* Start *
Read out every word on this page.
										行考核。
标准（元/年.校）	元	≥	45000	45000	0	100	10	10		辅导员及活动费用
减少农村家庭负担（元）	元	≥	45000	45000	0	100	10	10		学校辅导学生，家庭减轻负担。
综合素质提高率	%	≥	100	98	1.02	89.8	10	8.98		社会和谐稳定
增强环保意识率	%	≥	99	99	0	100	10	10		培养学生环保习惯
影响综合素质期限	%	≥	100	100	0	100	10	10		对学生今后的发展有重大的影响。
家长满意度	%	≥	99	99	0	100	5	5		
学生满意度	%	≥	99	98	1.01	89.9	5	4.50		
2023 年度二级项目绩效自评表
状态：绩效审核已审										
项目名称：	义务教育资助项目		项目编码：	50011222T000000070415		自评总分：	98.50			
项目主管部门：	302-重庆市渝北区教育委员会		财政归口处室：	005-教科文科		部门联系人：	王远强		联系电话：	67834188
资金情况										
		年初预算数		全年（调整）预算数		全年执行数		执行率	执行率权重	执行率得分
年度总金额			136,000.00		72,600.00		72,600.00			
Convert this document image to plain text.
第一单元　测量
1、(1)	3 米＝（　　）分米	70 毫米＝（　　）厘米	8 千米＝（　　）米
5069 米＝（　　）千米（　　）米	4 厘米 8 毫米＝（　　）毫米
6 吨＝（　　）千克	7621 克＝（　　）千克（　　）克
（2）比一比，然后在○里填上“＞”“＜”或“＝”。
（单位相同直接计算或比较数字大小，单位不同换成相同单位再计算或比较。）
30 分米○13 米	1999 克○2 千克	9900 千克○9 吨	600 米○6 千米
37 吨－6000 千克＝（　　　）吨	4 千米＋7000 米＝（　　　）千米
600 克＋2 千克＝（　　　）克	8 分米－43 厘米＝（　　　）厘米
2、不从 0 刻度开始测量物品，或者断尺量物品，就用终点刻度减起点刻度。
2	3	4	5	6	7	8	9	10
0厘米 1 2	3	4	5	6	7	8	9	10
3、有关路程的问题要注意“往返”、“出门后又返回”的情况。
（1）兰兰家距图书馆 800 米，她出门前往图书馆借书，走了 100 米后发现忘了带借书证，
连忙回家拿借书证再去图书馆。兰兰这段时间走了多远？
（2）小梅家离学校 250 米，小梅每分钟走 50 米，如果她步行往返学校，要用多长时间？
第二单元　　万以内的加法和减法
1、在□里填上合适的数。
* End *
* Start *
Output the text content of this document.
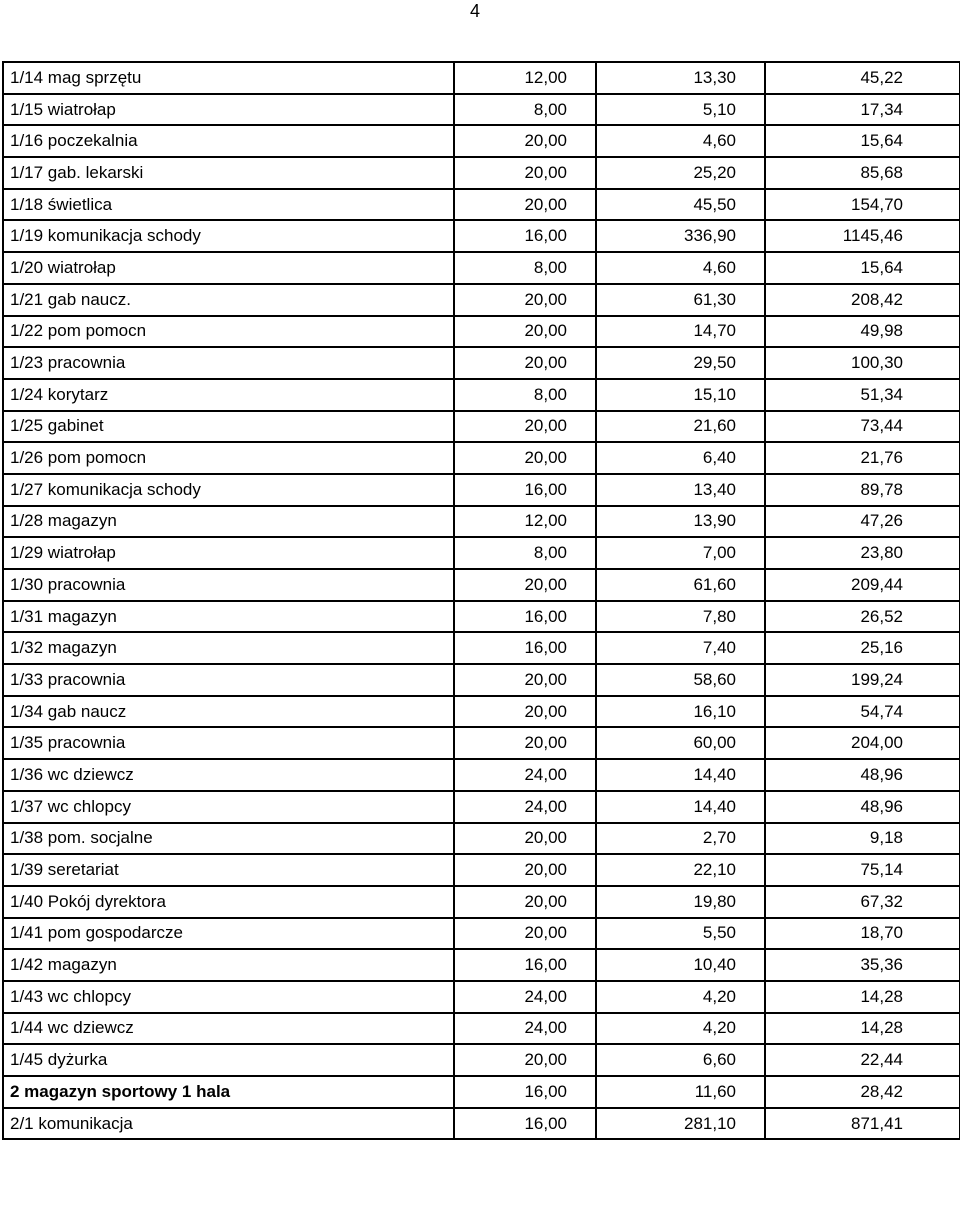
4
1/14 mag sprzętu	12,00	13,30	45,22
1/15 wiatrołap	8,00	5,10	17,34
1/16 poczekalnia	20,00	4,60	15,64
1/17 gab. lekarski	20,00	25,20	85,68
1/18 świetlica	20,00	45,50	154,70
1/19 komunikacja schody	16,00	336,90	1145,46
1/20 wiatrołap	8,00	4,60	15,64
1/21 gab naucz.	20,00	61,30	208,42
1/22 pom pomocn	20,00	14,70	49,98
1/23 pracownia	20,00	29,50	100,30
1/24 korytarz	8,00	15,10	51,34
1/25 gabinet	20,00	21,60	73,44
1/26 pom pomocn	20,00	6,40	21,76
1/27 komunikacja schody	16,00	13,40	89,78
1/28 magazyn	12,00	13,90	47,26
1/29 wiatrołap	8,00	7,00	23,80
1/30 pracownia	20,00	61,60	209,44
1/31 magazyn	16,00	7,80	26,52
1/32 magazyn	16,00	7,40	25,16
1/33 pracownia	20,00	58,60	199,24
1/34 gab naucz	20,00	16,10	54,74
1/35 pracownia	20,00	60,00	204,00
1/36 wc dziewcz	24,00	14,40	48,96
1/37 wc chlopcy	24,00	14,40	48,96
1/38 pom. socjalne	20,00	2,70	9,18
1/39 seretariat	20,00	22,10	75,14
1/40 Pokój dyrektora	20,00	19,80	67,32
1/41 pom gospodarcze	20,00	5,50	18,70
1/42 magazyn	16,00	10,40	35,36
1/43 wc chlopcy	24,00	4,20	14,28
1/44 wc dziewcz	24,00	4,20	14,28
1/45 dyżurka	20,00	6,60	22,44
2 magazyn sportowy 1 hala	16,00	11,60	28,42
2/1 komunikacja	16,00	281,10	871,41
* End *
* Start *
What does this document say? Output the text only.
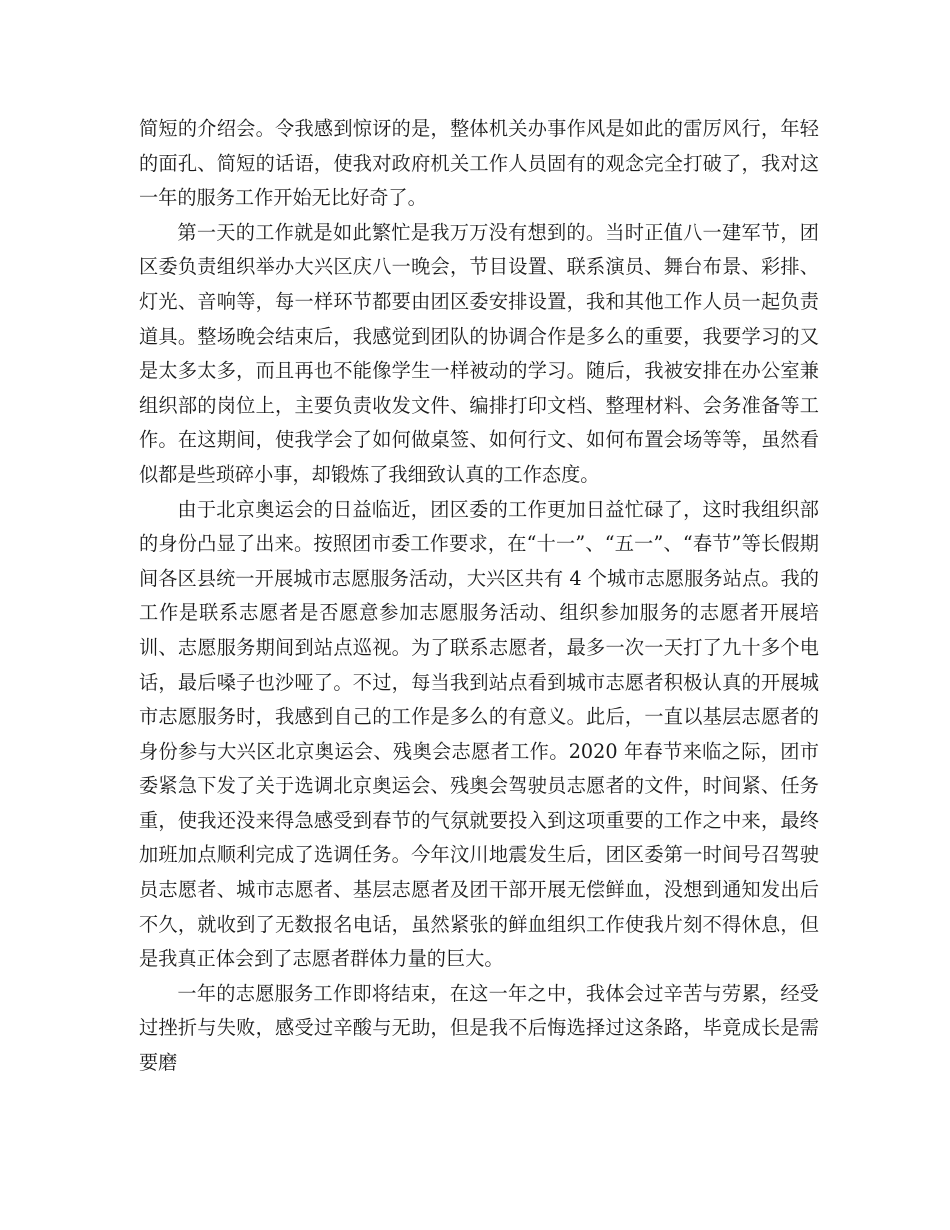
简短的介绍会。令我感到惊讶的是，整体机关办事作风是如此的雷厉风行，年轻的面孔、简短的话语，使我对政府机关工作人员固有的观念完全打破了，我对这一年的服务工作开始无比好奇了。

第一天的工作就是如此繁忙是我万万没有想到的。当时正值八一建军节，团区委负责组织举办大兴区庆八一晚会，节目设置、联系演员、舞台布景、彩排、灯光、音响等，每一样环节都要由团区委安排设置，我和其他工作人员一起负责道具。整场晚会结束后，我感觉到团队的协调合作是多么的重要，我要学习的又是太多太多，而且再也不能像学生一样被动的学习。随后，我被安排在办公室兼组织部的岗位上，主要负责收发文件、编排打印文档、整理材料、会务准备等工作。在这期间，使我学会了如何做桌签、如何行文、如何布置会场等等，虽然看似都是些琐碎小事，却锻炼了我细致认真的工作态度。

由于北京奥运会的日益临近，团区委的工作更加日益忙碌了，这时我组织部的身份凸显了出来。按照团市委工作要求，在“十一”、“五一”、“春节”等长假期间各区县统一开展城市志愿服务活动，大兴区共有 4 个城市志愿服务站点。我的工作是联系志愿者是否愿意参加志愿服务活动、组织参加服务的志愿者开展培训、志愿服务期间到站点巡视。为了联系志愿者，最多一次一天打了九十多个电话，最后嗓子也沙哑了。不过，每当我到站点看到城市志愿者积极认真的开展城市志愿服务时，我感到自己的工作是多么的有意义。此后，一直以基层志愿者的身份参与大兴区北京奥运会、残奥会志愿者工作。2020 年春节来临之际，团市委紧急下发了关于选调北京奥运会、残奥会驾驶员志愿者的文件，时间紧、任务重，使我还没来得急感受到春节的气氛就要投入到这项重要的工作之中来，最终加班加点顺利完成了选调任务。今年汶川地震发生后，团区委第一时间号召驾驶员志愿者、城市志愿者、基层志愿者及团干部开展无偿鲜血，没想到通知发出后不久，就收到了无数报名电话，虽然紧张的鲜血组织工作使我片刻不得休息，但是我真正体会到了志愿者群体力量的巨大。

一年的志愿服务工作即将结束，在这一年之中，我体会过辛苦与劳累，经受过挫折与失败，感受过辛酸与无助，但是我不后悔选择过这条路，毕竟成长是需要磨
* End *
> _WHAT THIS TASK INVOLVES_: Go through the material above and copy each line that has the word "naucz".

> _PROBLEM SOLUTION_:
1/21 gab naucz.	20,00	61,30	208,42
1/34 gab naucz	20,00	16,10	54,74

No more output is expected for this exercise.